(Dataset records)
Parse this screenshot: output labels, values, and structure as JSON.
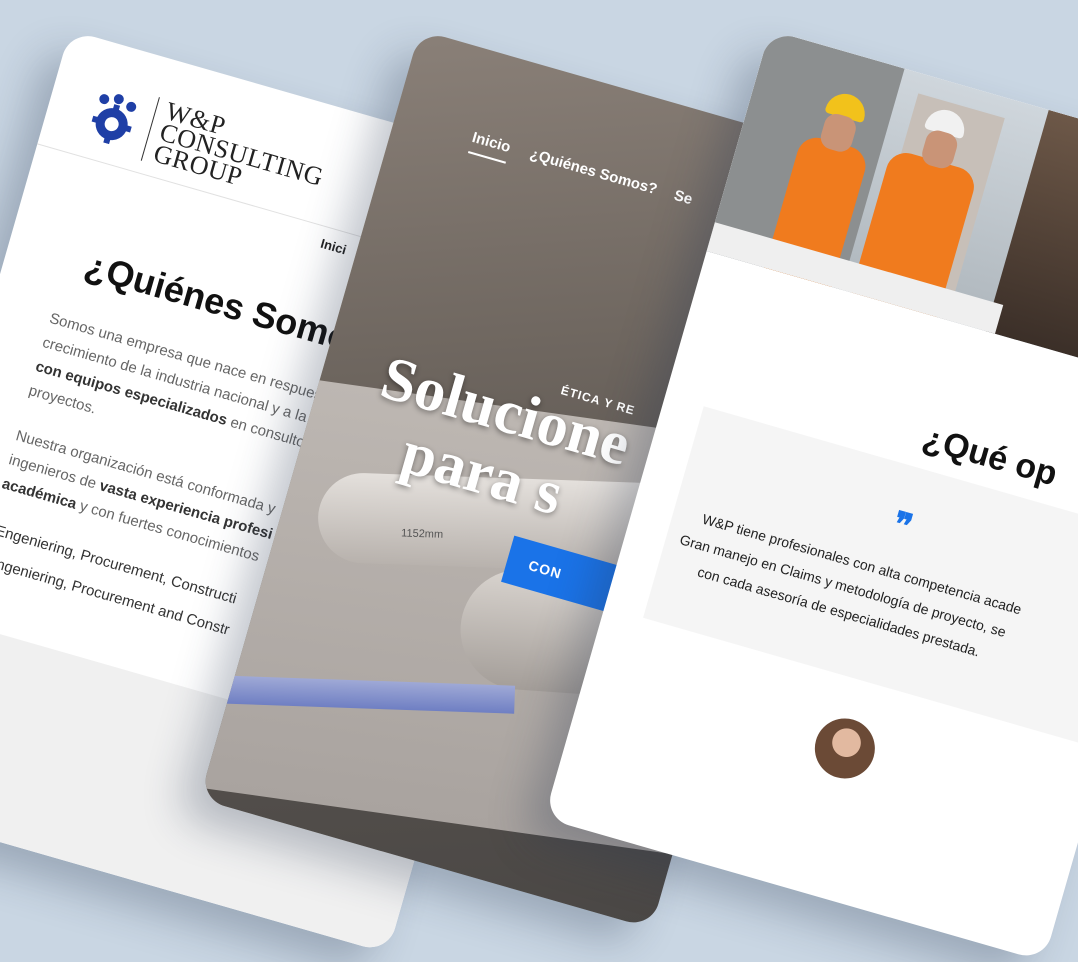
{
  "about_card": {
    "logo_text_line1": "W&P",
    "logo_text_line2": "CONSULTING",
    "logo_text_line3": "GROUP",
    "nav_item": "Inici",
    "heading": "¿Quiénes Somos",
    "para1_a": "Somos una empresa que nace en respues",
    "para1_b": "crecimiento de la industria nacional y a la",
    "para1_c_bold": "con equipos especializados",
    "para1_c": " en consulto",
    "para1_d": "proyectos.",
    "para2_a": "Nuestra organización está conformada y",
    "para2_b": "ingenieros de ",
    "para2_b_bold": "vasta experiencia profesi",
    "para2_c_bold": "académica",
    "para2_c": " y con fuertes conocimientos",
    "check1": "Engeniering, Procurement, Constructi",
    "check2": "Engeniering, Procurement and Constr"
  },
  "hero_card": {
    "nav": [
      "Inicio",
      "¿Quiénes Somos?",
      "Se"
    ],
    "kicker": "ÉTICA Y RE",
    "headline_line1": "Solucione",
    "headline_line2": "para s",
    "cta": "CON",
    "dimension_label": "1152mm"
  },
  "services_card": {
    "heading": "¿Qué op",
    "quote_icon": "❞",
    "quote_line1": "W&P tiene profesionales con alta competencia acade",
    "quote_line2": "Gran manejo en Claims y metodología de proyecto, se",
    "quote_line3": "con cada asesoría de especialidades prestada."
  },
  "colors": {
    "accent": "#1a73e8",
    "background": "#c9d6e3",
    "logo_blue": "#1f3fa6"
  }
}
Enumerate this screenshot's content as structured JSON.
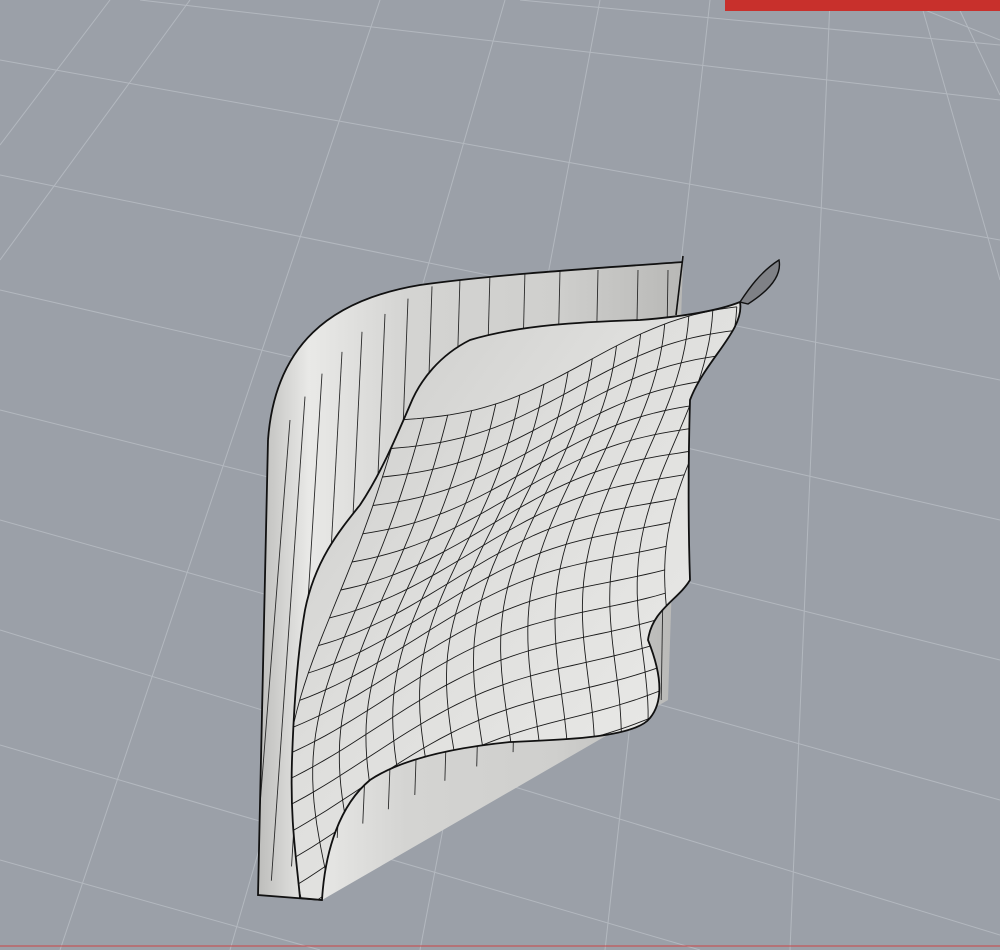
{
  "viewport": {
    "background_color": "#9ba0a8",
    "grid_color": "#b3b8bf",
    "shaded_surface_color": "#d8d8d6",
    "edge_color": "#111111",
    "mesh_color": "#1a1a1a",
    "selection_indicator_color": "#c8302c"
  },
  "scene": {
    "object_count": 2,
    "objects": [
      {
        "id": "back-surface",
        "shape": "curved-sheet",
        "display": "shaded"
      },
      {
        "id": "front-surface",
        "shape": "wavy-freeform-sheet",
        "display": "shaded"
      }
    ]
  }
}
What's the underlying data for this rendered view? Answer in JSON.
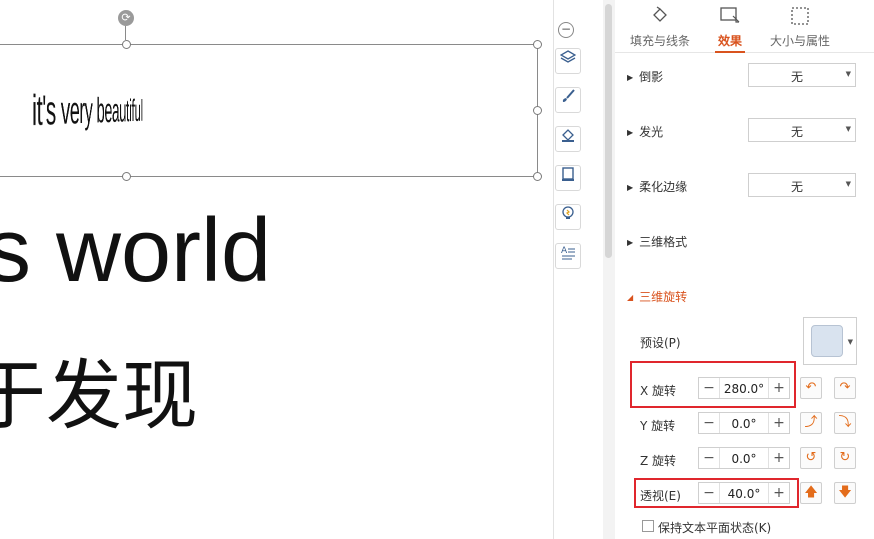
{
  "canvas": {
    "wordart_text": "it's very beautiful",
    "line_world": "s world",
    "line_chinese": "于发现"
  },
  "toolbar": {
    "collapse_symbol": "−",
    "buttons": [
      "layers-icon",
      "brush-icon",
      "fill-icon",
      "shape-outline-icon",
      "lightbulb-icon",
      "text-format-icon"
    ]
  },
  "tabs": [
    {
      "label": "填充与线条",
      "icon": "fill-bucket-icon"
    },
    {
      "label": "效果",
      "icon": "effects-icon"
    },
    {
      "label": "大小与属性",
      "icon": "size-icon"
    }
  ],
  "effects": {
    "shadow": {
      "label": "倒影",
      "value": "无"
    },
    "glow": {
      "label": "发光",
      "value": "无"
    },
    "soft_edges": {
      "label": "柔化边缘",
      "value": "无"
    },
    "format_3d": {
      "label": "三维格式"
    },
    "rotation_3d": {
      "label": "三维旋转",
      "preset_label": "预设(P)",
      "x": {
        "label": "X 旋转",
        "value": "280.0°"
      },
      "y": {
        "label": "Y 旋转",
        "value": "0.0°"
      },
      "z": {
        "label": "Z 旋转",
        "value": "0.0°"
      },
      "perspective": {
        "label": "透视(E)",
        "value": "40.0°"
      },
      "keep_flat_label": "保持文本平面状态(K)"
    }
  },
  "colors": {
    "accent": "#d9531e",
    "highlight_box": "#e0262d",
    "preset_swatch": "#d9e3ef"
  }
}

> _Description of the task_
Copy out the whole listing exactly, and don't carry over any pictures.

> _Written answer_
Parse this screenshot: output labels, values, and structure as JSON.
{
  "about_card": {
    "logo_text_line1": "W&P",
    "logo_text_line2": "CONSULTING",
    "logo_text_line3": "GROUP",
    "nav_item": "Inici",
    "heading": "¿Quiénes Somos",
    "para1_a": "Somos una empresa que nace en respues",
    "para1_b": "crecimiento de la industria nacional y a la",
    "para1_c_bold": "con equipos especializados",
    "para1_c": " en consulto",
    "para1_d": "proyectos.",
    "para2_a": "Nuestra organización está conformada y",
    "para2_b": "ingenieros de ",
    "para2_b_bold": "vasta experiencia profesi",
    "para2_c_bold": "académica",
    "para2_c": " y con fuertes conocimientos",
    "check1": "Engeniering, Procurement, Constructi",
    "check2": "Engeniering, Procurement and Constr"
  },
  "hero_card": {
    "nav": [
      "Inicio",
      "¿Quiénes Somos?",
      "Se"
    ],
    "kicker": "ÉTICA Y RE",
    "headline_line1": "Solucione",
    "headline_line2": "para s",
    "cta": "CON",
    "dimension_label": "1152mm"
  },
  "services_card": {
    "heading": "¿Qué op",
    "quote_icon": "❞",
    "quote_line1": "W&P tiene profesionales con alta competencia acade",
    "quote_line2": "Gran manejo en Claims y metodología de proyecto, se",
    "quote_line3": "con cada asesoría de especialidades prestada."
  },
  "colors": {
    "accent": "#1a73e8",
    "background": "#c9d6e3",
    "logo_blue": "#1f3fa6"
  }
}
Enumerate this screenshot's content as structured JSON.
{
  "viewport": {
    "background_color": "#9ba0a8",
    "grid_color": "#b3b8bf",
    "shaded_surface_color": "#d8d8d6",
    "edge_color": "#111111",
    "mesh_color": "#1a1a1a",
    "selection_indicator_color": "#c8302c"
  },
  "scene": {
    "object_count": 2,
    "objects": [
      {
        "id": "back-surface",
        "shape": "curved-sheet",
        "display": "shaded"
      },
      {
        "id": "front-surface",
        "shape": "wavy-freeform-sheet",
        "display": "shaded"
      }
    ]
  }
}
What's the underlying data for this rendered view? Answer in JSON.
{
  "canvas": {
    "wordart_text": "it's very beautiful",
    "line_world": "s world",
    "line_chinese": "于发现"
  },
  "toolbar": {
    "collapse_symbol": "−",
    "buttons": [
      "layers-icon",
      "brush-icon",
      "fill-icon",
      "shape-outline-icon",
      "lightbulb-icon",
      "text-format-icon"
    ]
  },
  "tabs": [
    {
      "label": "填充与线条",
      "icon": "fill-bucket-icon"
    },
    {
      "label": "效果",
      "icon": "effects-icon"
    },
    {
      "label": "大小与属性",
      "icon": "size-icon"
    }
  ],
  "effects": {
    "shadow": {
      "label": "倒影",
      "value": "无"
    },
    "glow": {
      "label": "发光",
      "value": "无"
    },
    "soft_edges": {
      "label": "柔化边缘",
      "value": "无"
    },
    "format_3d": {
      "label": "三维格式"
    },
    "rotation_3d": {
      "label": "三维旋转",
      "preset_label": "预设(P)",
      "x": {
        "label": "X 旋转",
        "value": "280.0°"
      },
      "y": {
        "label": "Y 旋转",
        "value": "0.0°"
      },
      "z": {
        "label": "Z 旋转",
        "value": "0.0°"
      },
      "perspective": {
        "label": "透视(E)",
        "value": "40.0°"
      },
      "keep_flat_label": "保持文本平面状态(K)"
    }
  },
  "colors": {
    "accent": "#d9531e",
    "highlight_box": "#e0262d",
    "preset_swatch": "#d9e3ef"
  }
}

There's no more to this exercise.